Below are some entries. Copy each line that holds the string "Setup".

═════ MATERIAL ═════

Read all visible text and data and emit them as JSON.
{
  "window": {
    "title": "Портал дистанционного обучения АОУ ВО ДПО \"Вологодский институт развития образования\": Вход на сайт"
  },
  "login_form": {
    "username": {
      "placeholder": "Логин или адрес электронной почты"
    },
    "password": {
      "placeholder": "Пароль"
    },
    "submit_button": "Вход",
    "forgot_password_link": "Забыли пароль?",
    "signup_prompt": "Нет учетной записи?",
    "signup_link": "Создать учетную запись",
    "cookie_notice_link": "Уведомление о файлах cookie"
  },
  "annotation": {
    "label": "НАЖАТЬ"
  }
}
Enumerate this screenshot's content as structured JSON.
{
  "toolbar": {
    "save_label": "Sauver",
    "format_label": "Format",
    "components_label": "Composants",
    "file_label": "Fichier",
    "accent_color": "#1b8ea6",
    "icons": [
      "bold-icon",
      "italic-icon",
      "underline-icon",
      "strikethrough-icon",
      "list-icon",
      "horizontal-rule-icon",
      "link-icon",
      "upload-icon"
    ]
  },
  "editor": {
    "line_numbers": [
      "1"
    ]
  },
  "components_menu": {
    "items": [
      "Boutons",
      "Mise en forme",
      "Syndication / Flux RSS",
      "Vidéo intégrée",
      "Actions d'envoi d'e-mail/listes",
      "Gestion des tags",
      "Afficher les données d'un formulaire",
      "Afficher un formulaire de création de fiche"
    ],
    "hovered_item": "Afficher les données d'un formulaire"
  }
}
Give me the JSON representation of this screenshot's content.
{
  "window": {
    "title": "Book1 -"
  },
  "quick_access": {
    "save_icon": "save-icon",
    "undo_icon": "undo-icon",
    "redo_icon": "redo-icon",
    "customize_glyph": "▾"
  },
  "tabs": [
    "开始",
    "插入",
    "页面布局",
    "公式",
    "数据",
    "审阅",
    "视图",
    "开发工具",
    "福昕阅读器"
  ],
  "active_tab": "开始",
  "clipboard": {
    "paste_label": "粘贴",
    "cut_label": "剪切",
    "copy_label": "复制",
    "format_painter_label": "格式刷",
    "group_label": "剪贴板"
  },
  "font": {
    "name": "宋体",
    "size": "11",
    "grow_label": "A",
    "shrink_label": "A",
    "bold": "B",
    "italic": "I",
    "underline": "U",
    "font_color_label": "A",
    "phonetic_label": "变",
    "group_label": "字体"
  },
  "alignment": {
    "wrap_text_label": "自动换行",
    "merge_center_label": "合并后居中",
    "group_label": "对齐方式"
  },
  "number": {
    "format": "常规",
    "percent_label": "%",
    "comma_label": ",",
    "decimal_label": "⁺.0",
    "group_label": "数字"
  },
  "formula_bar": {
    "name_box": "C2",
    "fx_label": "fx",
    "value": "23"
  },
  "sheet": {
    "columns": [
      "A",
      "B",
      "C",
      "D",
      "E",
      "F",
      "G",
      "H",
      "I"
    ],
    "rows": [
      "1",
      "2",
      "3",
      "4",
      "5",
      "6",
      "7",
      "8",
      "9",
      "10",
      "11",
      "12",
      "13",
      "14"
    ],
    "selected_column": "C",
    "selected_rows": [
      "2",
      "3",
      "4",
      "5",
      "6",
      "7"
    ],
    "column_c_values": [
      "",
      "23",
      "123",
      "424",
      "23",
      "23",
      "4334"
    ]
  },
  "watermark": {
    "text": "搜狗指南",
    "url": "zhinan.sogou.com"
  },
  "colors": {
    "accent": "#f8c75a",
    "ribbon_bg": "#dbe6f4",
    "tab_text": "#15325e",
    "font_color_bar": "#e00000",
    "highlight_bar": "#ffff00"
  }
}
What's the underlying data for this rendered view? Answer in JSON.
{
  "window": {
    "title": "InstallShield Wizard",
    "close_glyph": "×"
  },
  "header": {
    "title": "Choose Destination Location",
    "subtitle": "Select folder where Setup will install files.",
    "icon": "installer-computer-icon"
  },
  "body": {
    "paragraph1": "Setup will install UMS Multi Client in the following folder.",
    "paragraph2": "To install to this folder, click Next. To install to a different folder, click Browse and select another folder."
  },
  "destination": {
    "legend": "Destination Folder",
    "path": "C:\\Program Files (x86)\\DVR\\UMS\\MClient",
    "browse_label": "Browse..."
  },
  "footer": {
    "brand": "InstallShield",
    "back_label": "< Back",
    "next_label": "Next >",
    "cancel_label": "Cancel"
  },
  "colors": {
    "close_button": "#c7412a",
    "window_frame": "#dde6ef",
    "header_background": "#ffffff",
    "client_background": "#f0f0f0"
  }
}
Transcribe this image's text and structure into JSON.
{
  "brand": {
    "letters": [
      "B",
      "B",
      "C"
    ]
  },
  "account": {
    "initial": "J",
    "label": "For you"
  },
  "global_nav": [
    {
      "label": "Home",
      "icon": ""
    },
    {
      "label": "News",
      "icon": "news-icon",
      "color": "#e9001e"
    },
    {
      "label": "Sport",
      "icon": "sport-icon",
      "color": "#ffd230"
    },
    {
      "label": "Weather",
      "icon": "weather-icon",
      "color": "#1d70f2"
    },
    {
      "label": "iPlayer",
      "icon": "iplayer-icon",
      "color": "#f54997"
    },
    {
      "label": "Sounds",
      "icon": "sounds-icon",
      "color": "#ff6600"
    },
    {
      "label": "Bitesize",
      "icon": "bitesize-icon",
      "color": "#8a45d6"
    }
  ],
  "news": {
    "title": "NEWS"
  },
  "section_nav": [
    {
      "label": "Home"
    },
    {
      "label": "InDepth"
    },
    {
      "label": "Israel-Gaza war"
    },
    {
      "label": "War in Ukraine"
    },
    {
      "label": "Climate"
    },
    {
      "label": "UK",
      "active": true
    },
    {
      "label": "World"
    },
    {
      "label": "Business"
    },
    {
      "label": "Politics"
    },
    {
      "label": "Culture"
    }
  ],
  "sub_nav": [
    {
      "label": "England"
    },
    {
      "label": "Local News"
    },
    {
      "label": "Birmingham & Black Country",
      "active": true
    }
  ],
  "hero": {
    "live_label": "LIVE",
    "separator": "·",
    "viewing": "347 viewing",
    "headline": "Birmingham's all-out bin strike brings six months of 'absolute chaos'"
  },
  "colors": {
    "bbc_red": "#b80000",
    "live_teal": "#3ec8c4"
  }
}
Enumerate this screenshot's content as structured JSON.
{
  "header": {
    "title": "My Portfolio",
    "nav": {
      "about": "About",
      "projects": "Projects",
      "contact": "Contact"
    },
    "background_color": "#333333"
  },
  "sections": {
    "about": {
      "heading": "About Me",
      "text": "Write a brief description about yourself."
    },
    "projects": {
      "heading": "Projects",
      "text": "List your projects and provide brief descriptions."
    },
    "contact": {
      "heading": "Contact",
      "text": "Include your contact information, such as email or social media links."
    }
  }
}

═════

WRITTEN ANSWER:
    "subtitle": "Select folder where Setup will install files.",
    "paragraph1": "Setup will install UMS Multi Client in the following folder.",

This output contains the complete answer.